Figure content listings
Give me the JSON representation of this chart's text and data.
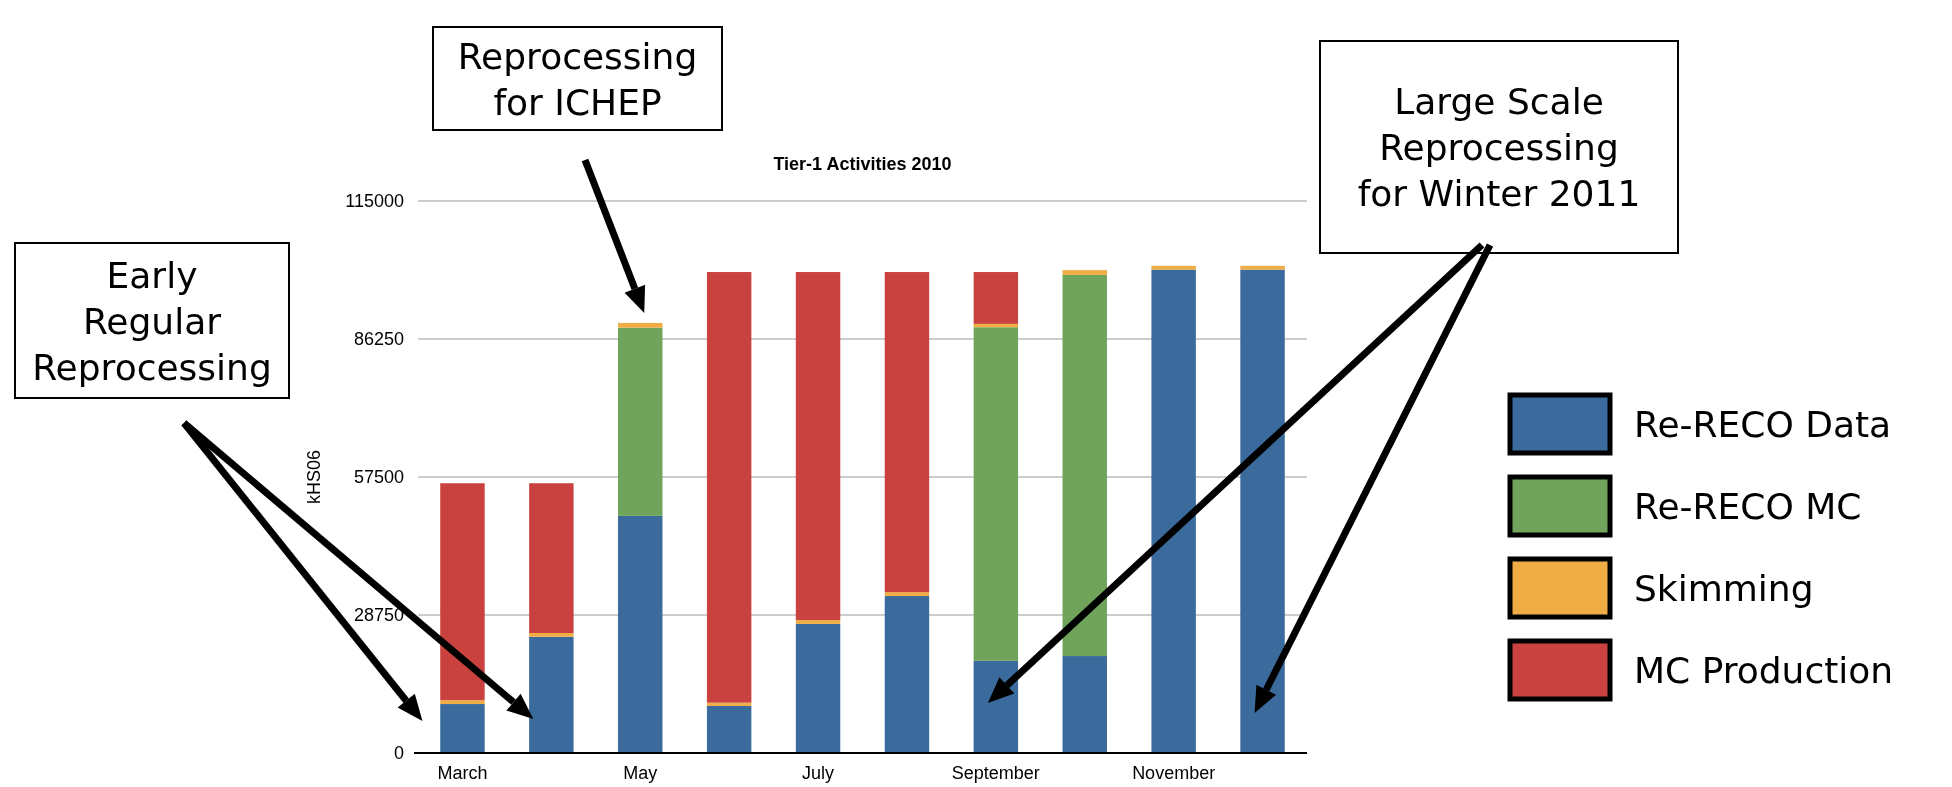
{
  "chart_data": {
    "type": "bar",
    "title": "Tier-1 Activities 2010",
    "ylabel": "kHS06",
    "categories": [
      "March",
      null,
      "May",
      null,
      "July",
      null,
      "September",
      null,
      "November",
      null
    ],
    "stacked": true,
    "series": [
      {
        "name": "Re-RECO Data",
        "color": "#3b6b9c",
        "values": [
          10200,
          24200,
          49400,
          9800,
          26900,
          32700,
          19200,
          20200,
          100700,
          100700
        ]
      },
      {
        "name": "Re-RECO MC",
        "color": "#6fa45a",
        "values": [
          0,
          0,
          39200,
          0,
          0,
          0,
          69500,
          79400,
          0,
          0
        ]
      },
      {
        "name": "Skimming",
        "color": "#f0ad46",
        "values": [
          800,
          800,
          1000,
          700,
          800,
          800,
          700,
          1000,
          800,
          800
        ]
      },
      {
        "name": "MC Production",
        "color": "#c9423f",
        "values": [
          45200,
          31200,
          0,
          89700,
          72500,
          66700,
          10800,
          0,
          0,
          0
        ]
      }
    ],
    "ylim": [
      0,
      115000
    ],
    "yticks": [
      0,
      28750,
      57500,
      86250,
      115000
    ],
    "grid": "y",
    "legend": "right",
    "annotations": [
      "Early Regular Reprocessing",
      "Reprocessing for ICHEP",
      "Large Scale Reprocessing for Winter 2011"
    ]
  }
}
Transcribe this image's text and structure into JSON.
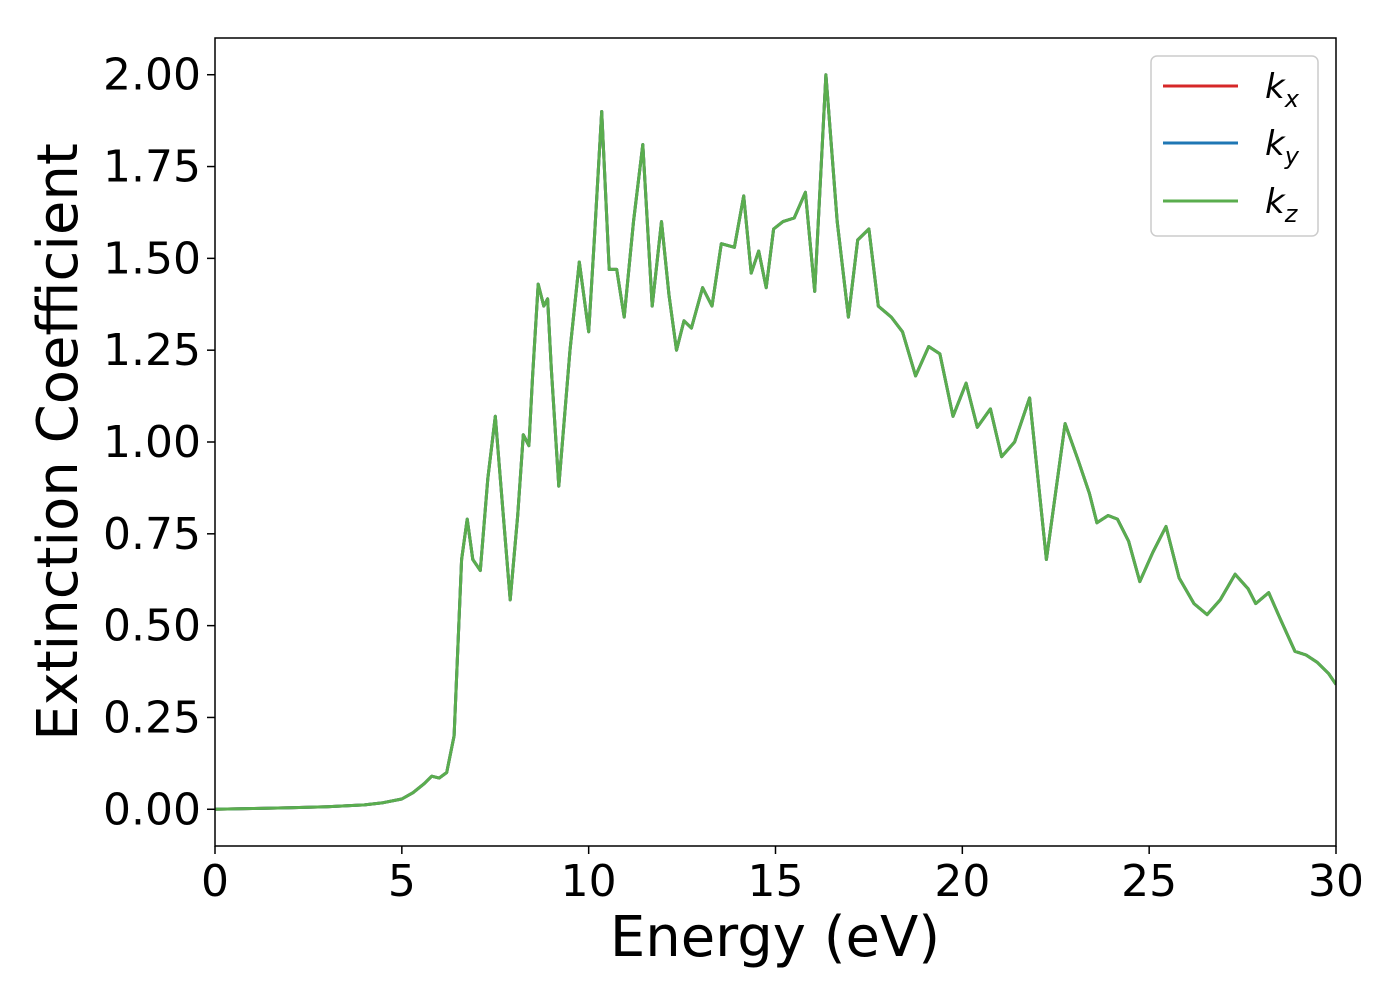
{
  "chart_data": {
    "type": "line",
    "xlabel": "Energy (eV)",
    "ylabel": "Extinction Coefficient",
    "xlim": [
      0,
      30
    ],
    "ylim": [
      -0.1,
      2.1
    ],
    "xticks": [
      0,
      5,
      10,
      15,
      20,
      25,
      30
    ],
    "xtick_labels": [
      "0",
      "5",
      "10",
      "15",
      "20",
      "25",
      "30"
    ],
    "yticks": [
      0.0,
      0.25,
      0.5,
      0.75,
      1.0,
      1.25,
      1.5,
      1.75,
      2.0
    ],
    "ytick_labels": [
      "0.00",
      "0.25",
      "0.50",
      "0.75",
      "1.00",
      "1.25",
      "1.50",
      "1.75",
      "2.00"
    ],
    "grid": false,
    "legend_position": "top-right",
    "series": [
      {
        "name": "k",
        "subscript": "x",
        "color": "#d62728",
        "x": [
          0,
          1,
          2,
          3,
          4,
          4.5,
          5,
          5.3,
          5.6,
          5.8,
          6.0,
          6.2,
          6.4,
          6.6,
          6.75,
          6.9,
          7.1,
          7.3,
          7.5,
          7.7,
          7.9,
          8.1,
          8.25,
          8.4,
          8.5,
          8.65,
          8.8,
          8.9,
          9.0,
          9.2,
          9.5,
          9.75,
          10.0,
          10.15,
          10.35,
          10.55,
          10.75,
          10.95,
          11.2,
          11.45,
          11.7,
          11.95,
          12.15,
          12.35,
          12.55,
          12.75,
          13.05,
          13.3,
          13.55,
          13.9,
          14.15,
          14.35,
          14.55,
          14.75,
          14.95,
          15.2,
          15.5,
          15.8,
          16.05,
          16.35,
          16.65,
          16.95,
          17.2,
          17.5,
          17.75,
          18.1,
          18.4,
          18.75,
          19.1,
          19.4,
          19.75,
          20.1,
          20.4,
          20.75,
          21.05,
          21.4,
          21.8,
          22.25,
          22.75,
          23.1,
          23.4,
          23.6,
          23.9,
          24.15,
          24.45,
          24.75,
          25.1,
          25.45,
          25.8,
          26.2,
          26.55,
          26.9,
          27.3,
          27.65,
          27.85,
          28.2,
          28.5,
          28.9,
          29.2,
          29.5,
          29.8,
          30.0
        ],
        "y": [
          0.0,
          0.002,
          0.004,
          0.007,
          0.012,
          0.018,
          0.028,
          0.045,
          0.07,
          0.09,
          0.085,
          0.1,
          0.2,
          0.68,
          0.79,
          0.68,
          0.65,
          0.9,
          1.07,
          0.82,
          0.57,
          0.8,
          1.02,
          0.99,
          1.18,
          1.43,
          1.37,
          1.39,
          1.2,
          0.88,
          1.25,
          1.49,
          1.3,
          1.55,
          1.9,
          1.47,
          1.47,
          1.34,
          1.6,
          1.81,
          1.37,
          1.6,
          1.4,
          1.25,
          1.33,
          1.31,
          1.42,
          1.37,
          1.54,
          1.53,
          1.67,
          1.46,
          1.52,
          1.42,
          1.58,
          1.6,
          1.61,
          1.68,
          1.41,
          2.0,
          1.6,
          1.34,
          1.55,
          1.58,
          1.37,
          1.34,
          1.3,
          1.18,
          1.26,
          1.24,
          1.07,
          1.16,
          1.04,
          1.09,
          0.96,
          1.0,
          1.12,
          0.68,
          1.05,
          0.95,
          0.86,
          0.78,
          0.8,
          0.79,
          0.73,
          0.62,
          0.7,
          0.77,
          0.63,
          0.56,
          0.53,
          0.57,
          0.64,
          0.6,
          0.56,
          0.59,
          0.52,
          0.43,
          0.42,
          0.4,
          0.37,
          0.34
        ]
      },
      {
        "name": "k",
        "subscript": "y",
        "color": "#1f77b4",
        "x": [
          0,
          1,
          2,
          3,
          4,
          4.5,
          5,
          5.3,
          5.6,
          5.8,
          6.0,
          6.2,
          6.4,
          6.6,
          6.75,
          6.9,
          7.1,
          7.3,
          7.5,
          7.7,
          7.9,
          8.1,
          8.25,
          8.4,
          8.5,
          8.65,
          8.8,
          8.9,
          9.0,
          9.2,
          9.5,
          9.75,
          10.0,
          10.15,
          10.35,
          10.55,
          10.75,
          10.95,
          11.2,
          11.45,
          11.7,
          11.95,
          12.15,
          12.35,
          12.55,
          12.75,
          13.05,
          13.3,
          13.55,
          13.9,
          14.15,
          14.35,
          14.55,
          14.75,
          14.95,
          15.2,
          15.5,
          15.8,
          16.05,
          16.35,
          16.65,
          16.95,
          17.2,
          17.5,
          17.75,
          18.1,
          18.4,
          18.75,
          19.1,
          19.4,
          19.75,
          20.1,
          20.4,
          20.75,
          21.05,
          21.4,
          21.8,
          22.25,
          22.75,
          23.1,
          23.4,
          23.6,
          23.9,
          24.15,
          24.45,
          24.75,
          25.1,
          25.45,
          25.8,
          26.2,
          26.55,
          26.9,
          27.3,
          27.65,
          27.85,
          28.2,
          28.5,
          28.9,
          29.2,
          29.5,
          29.8,
          30.0
        ],
        "y": [
          0.0,
          0.002,
          0.004,
          0.007,
          0.012,
          0.018,
          0.028,
          0.045,
          0.07,
          0.09,
          0.085,
          0.1,
          0.2,
          0.68,
          0.79,
          0.68,
          0.65,
          0.9,
          1.07,
          0.82,
          0.57,
          0.8,
          1.02,
          0.99,
          1.18,
          1.43,
          1.37,
          1.39,
          1.2,
          0.88,
          1.25,
          1.49,
          1.3,
          1.55,
          1.9,
          1.47,
          1.47,
          1.34,
          1.6,
          1.81,
          1.37,
          1.6,
          1.4,
          1.25,
          1.33,
          1.31,
          1.42,
          1.37,
          1.54,
          1.53,
          1.67,
          1.46,
          1.52,
          1.42,
          1.58,
          1.6,
          1.61,
          1.68,
          1.41,
          2.0,
          1.6,
          1.34,
          1.55,
          1.58,
          1.37,
          1.34,
          1.3,
          1.18,
          1.26,
          1.24,
          1.07,
          1.16,
          1.04,
          1.09,
          0.96,
          1.0,
          1.12,
          0.68,
          1.05,
          0.95,
          0.86,
          0.78,
          0.8,
          0.79,
          0.73,
          0.62,
          0.7,
          0.77,
          0.63,
          0.56,
          0.53,
          0.57,
          0.64,
          0.6,
          0.56,
          0.59,
          0.52,
          0.43,
          0.42,
          0.4,
          0.37,
          0.34
        ]
      },
      {
        "name": "k",
        "subscript": "z",
        "color": "#5aad4e",
        "x": [
          0,
          1,
          2,
          3,
          4,
          4.5,
          5,
          5.3,
          5.6,
          5.8,
          6.0,
          6.2,
          6.4,
          6.6,
          6.75,
          6.9,
          7.1,
          7.3,
          7.5,
          7.7,
          7.9,
          8.1,
          8.25,
          8.4,
          8.5,
          8.65,
          8.8,
          8.9,
          9.0,
          9.2,
          9.5,
          9.75,
          10.0,
          10.15,
          10.35,
          10.55,
          10.75,
          10.95,
          11.2,
          11.45,
          11.7,
          11.95,
          12.15,
          12.35,
          12.55,
          12.75,
          13.05,
          13.3,
          13.55,
          13.9,
          14.15,
          14.35,
          14.55,
          14.75,
          14.95,
          15.2,
          15.5,
          15.8,
          16.05,
          16.35,
          16.65,
          16.95,
          17.2,
          17.5,
          17.75,
          18.1,
          18.4,
          18.75,
          19.1,
          19.4,
          19.75,
          20.1,
          20.4,
          20.75,
          21.05,
          21.4,
          21.8,
          22.25,
          22.75,
          23.1,
          23.4,
          23.6,
          23.9,
          24.15,
          24.45,
          24.75,
          25.1,
          25.45,
          25.8,
          26.2,
          26.55,
          26.9,
          27.3,
          27.65,
          27.85,
          28.2,
          28.5,
          28.9,
          29.2,
          29.5,
          29.8,
          30.0
        ],
        "y": [
          0.0,
          0.002,
          0.004,
          0.007,
          0.012,
          0.018,
          0.028,
          0.045,
          0.07,
          0.09,
          0.085,
          0.1,
          0.2,
          0.68,
          0.79,
          0.68,
          0.65,
          0.9,
          1.07,
          0.82,
          0.57,
          0.8,
          1.02,
          0.99,
          1.18,
          1.43,
          1.37,
          1.39,
          1.2,
          0.88,
          1.25,
          1.49,
          1.3,
          1.55,
          1.9,
          1.47,
          1.47,
          1.34,
          1.6,
          1.81,
          1.37,
          1.6,
          1.4,
          1.25,
          1.33,
          1.31,
          1.42,
          1.37,
          1.54,
          1.53,
          1.67,
          1.46,
          1.52,
          1.42,
          1.58,
          1.6,
          1.61,
          1.68,
          1.41,
          2.0,
          1.6,
          1.34,
          1.55,
          1.58,
          1.37,
          1.34,
          1.3,
          1.18,
          1.26,
          1.24,
          1.07,
          1.16,
          1.04,
          1.09,
          0.96,
          1.0,
          1.12,
          0.68,
          1.05,
          0.95,
          0.86,
          0.78,
          0.8,
          0.79,
          0.73,
          0.62,
          0.7,
          0.77,
          0.63,
          0.56,
          0.53,
          0.57,
          0.64,
          0.6,
          0.56,
          0.59,
          0.52,
          0.43,
          0.42,
          0.4,
          0.37,
          0.34
        ]
      }
    ]
  }
}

Task details
Your answer should be one number: how many lines of the listing include the word "ylabel".

Finished answer
2